> REQUIREMENT
Give the entries again, word for word.

☆ ☆ ☆ ☆

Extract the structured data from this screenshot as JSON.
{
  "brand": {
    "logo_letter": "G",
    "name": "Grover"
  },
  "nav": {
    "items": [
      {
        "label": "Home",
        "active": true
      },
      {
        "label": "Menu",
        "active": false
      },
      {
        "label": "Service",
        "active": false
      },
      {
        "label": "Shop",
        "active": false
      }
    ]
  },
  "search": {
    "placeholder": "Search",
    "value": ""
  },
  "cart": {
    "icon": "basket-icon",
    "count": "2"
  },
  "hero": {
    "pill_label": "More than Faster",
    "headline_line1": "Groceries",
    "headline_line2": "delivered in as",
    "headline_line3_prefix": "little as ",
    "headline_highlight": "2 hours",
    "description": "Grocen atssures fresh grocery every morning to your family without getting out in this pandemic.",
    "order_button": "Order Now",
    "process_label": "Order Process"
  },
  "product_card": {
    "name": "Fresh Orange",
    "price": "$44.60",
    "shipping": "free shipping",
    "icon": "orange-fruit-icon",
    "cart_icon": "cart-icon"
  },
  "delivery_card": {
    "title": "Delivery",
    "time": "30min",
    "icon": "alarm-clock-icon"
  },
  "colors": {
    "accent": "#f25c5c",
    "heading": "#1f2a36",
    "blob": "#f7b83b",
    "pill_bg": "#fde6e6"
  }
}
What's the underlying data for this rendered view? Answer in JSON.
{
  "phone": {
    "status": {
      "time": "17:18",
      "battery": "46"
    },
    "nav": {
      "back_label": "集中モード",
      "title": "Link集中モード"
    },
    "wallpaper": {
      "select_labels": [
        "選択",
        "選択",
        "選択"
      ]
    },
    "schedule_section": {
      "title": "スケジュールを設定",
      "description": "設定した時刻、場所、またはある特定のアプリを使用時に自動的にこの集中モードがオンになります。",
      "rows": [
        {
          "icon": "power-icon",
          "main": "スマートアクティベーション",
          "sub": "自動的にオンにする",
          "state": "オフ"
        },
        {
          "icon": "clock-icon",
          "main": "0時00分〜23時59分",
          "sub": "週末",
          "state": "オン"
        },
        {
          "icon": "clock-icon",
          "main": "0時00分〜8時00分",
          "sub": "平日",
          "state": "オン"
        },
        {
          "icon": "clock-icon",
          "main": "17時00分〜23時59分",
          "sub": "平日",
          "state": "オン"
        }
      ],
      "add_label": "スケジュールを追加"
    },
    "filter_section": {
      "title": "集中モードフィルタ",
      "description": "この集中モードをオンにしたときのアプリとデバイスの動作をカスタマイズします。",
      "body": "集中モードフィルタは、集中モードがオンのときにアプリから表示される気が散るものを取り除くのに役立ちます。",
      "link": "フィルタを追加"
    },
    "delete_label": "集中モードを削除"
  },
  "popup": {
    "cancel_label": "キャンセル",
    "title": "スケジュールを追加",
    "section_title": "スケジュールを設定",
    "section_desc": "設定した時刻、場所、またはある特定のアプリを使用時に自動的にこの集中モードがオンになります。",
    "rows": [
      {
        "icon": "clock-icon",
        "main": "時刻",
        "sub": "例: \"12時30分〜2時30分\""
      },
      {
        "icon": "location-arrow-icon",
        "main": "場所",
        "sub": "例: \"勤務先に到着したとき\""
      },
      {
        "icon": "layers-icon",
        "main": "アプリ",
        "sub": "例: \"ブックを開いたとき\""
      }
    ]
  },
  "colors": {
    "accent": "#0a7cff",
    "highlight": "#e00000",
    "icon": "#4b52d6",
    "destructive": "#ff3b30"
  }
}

☆ ☆ ☆ ☆

> OUTPUT
Extract the structured data from this screenshot as JSON.
{
  "brand": {
    "logo_letter": "G",
    "name": "Grover"
  },
  "nav": {
    "items": [
      {
        "label": "Home",
        "active": true
      },
      {
        "label": "Menu",
        "active": false
      },
      {
        "label": "Service",
        "active": false
      },
      {
        "label": "Shop",
        "active": false
      }
    ]
  },
  "search": {
    "placeholder": "Search",
    "value": ""
  },
  "cart": {
    "icon": "basket-icon",
    "count": "2"
  },
  "hero": {
    "pill_label": "More than Faster",
    "headline_line1": "Groceries",
    "headline_line2": "delivered in as",
    "headline_line3_prefix": "little as ",
    "headline_highlight": "2 hours",
    "description": "Grocen atssures fresh grocery every morning to your family without getting out in this pandemic.",
    "order_button": "Order Now",
    "process_label": "Order Process"
  },
  "product_card": {
    "name": "Fresh Orange",
    "price": "$44.60",
    "shipping": "free shipping",
    "icon": "orange-fruit-icon",
    "cart_icon": "cart-icon"
  },
  "delivery_card": {
    "title": "Delivery",
    "time": "30min",
    "icon": "alarm-clock-icon"
  },
  "colors": {
    "accent": "#f25c5c",
    "heading": "#1f2a36",
    "blob": "#f7b83b",
    "pill_bg": "#fde6e6"
  }
}
What's the underlying data for this rendered view? Answer in JSON.
{
  "phone": {
    "status": {
      "time": "17:18",
      "battery": "46"
    },
    "nav": {
      "back_label": "集中モード",
      "title": "Link集中モード"
    },
    "wallpaper": {
      "select_labels": [
        "選択",
        "選択",
        "選択"
      ]
    },
    "schedule_section": {
      "title": "スケジュールを設定",
      "description": "設定した時刻、場所、またはある特定のアプリを使用時に自動的にこの集中モードがオンになります。",
      "rows": [
        {
          "icon": "power-icon",
          "main": "スマートアクティベーション",
          "sub": "自動的にオンにする",
          "state": "オフ"
        },
        {
          "icon": "clock-icon",
          "main": "0時00分〜23時59分",
          "sub": "週末",
          "state": "オン"
        },
        {
          "icon": "clock-icon",
          "main": "0時00分〜8時00分",
          "sub": "平日",
          "state": "オン"
        },
        {
          "icon": "clock-icon",
          "main": "17時00分〜23時59分",
          "sub": "平日",
          "state": "オン"
        }
      ],
      "add_label": "スケジュールを追加"
    },
    "filter_section": {
      "title": "集中モードフィルタ",
      "description": "この集中モードをオンにしたときのアプリとデバイスの動作をカスタマイズします。",
      "body": "集中モードフィルタは、集中モードがオンのときにアプリから表示される気が散るものを取り除くのに役立ちます。",
      "link": "フィルタを追加"
    },
    "delete_label": "集中モードを削除"
  },
  "popup": {
    "cancel_label": "キャンセル",
    "title": "スケジュールを追加",
    "section_title": "スケジュールを設定",
    "section_desc": "設定した時刻、場所、またはある特定のアプリを使用時に自動的にこの集中モードがオンになります。",
    "rows": [
      {
        "icon": "clock-icon",
        "main": "時刻",
        "sub": "例: \"12時30分〜2時30分\""
      },
      {
        "icon": "location-arrow-icon",
        "main": "場所",
        "sub": "例: \"勤務先に到着したとき\""
      },
      {
        "icon": "layers-icon",
        "main": "アプリ",
        "sub": "例: \"ブックを開いたとき\""
      }
    ]
  },
  "colors": {
    "accent": "#0a7cff",
    "highlight": "#e00000",
    "icon": "#4b52d6",
    "destructive": "#ff3b30"
  }
}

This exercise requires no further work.